(Saved entries)
◇ ◇ ◇ ◇ ◇

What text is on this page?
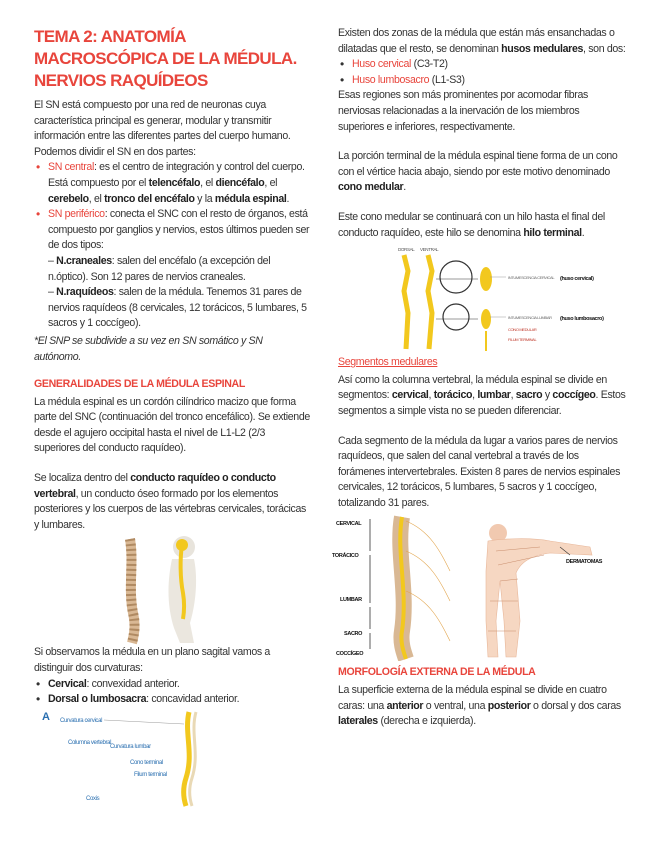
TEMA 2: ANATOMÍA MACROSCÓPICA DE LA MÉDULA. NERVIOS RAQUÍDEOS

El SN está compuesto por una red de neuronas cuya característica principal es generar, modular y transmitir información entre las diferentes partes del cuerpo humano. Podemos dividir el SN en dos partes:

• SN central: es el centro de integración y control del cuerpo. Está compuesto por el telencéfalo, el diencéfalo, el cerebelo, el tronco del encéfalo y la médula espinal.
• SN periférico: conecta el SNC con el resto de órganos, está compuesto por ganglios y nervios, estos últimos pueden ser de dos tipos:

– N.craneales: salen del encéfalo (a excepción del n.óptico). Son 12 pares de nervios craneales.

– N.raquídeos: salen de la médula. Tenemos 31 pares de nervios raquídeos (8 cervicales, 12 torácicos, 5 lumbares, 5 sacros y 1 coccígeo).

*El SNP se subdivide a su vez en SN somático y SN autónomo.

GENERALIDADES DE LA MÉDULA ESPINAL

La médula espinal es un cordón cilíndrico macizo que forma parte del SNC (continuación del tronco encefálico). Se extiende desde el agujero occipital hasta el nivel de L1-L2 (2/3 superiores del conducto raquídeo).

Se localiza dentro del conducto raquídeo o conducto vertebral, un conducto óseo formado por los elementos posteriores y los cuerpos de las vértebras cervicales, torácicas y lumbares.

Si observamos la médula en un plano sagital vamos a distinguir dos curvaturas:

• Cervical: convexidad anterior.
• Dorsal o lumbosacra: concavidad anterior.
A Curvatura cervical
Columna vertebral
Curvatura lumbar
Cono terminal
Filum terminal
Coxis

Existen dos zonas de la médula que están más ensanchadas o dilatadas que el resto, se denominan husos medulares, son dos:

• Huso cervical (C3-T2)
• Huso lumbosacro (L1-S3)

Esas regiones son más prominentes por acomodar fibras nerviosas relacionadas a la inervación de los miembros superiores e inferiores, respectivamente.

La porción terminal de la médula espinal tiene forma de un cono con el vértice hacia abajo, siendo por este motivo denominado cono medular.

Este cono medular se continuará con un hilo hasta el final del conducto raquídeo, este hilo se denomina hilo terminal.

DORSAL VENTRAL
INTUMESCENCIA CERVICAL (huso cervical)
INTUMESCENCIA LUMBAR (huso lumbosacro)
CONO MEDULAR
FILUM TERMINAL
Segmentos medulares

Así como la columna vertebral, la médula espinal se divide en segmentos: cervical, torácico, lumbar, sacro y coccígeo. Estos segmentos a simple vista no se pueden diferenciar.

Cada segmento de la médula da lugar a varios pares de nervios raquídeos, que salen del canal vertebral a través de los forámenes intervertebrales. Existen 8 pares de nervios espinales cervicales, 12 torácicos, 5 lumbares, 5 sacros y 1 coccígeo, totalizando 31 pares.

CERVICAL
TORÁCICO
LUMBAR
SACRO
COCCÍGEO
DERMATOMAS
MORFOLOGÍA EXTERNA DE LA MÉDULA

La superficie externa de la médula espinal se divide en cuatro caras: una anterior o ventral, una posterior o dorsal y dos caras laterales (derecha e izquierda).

◇ ◇ ◇ ◇ ◇

◆ **Your objective**
The listing above must be printed again exactly, minus its pictures.

◆ **Answer to the exercise**
What text is on this page?
TEMA 2: ANATOMÍA MACROSCÓPICA DE LA MÉDULA. NERVIOS RAQUÍDEOS

El SN está compuesto por una red de neuronas cuya característica principal es generar, modular y transmitir información entre las diferentes partes del cuerpo humano. Podemos dividir el SN en dos partes:

• SN central: es el centro de integración y control del cuerpo. Está compuesto por el telencéfalo, el diencéfalo, el cerebelo, el tronco del encéfalo y la médula espinal.
• SN periférico: conecta el SNC con el resto de órganos, está compuesto por ganglios y nervios, estos últimos pueden ser de dos tipos:

– N.craneales: salen del encéfalo (a excepción del n.óptico). Son 12 pares de nervios craneales.

– N.raquídeos: salen de la médula. Tenemos 31 pares de nervios raquídeos (8 cervicales, 12 torácicos, 5 lumbares, 5 sacros y 1 coccígeo).

*El SNP se subdivide a su vez en SN somático y SN autónomo.

GENERALIDADES DE LA MÉDULA ESPINAL

La médula espinal es un cordón cilíndrico macizo que forma parte del SNC (continuación del tronco encefálico). Se extiende desde el agujero occipital hasta el nivel de L1-L2 (2/3 superiores del conducto raquídeo).

Se localiza dentro del conducto raquídeo o conducto vertebral, un conducto óseo formado por los elementos posteriores y los cuerpos de las vértebras cervicales, torácicas y lumbares.

Si observamos la médula en un plano sagital vamos a distinguir dos curvaturas:

• Cervical: convexidad anterior.
• Dorsal o lumbosacra: concavidad anterior.
A Curvatura cervical
Columna vertebral
Curvatura lumbar
Cono terminal
Filum terminal
Coxis

Existen dos zonas de la médula que están más ensanchadas o dilatadas que el resto, se denominan husos medulares, son dos:

• Huso cervical (C3-T2)
• Huso lumbosacro (L1-S3)

Esas regiones son más prominentes por acomodar fibras nerviosas relacionadas a la inervación de los miembros superiores e inferiores, respectivamente.

La porción terminal de la médula espinal tiene forma de un cono con el vértice hacia abajo, siendo por este motivo denominado cono medular.

Este cono medular se continuará con un hilo hasta el final del conducto raquídeo, este hilo se denomina hilo terminal.

DORSAL VENTRAL
INTUMESCENCIA CERVICAL (huso cervical)
INTUMESCENCIA LUMBAR (huso lumbosacro)
CONO MEDULAR
FILUM TERMINAL
Segmentos medulares

Así como la columna vertebral, la médula espinal se divide en segmentos: cervical, torácico, lumbar, sacro y coccígeo. Estos segmentos a simple vista no se pueden diferenciar.

Cada segmento de la médula da lugar a varios pares de nervios raquídeos, que salen del canal vertebral a través de los forámenes intervertebrales. Existen 8 pares de nervios espinales cervicales, 12 torácicos, 5 lumbares, 5 sacros y 1 coccígeo, totalizando 31 pares.

CERVICAL
TORÁCICO
LUMBAR
SACRO
COCCÍGEO
DERMATOMAS
MORFOLOGÍA EXTERNA DE LA MÉDULA

La superficie externa de la médula espinal se divide en cuatro caras: una anterior o ventral, una posterior o dorsal y dos caras laterales (derecha e izquierda).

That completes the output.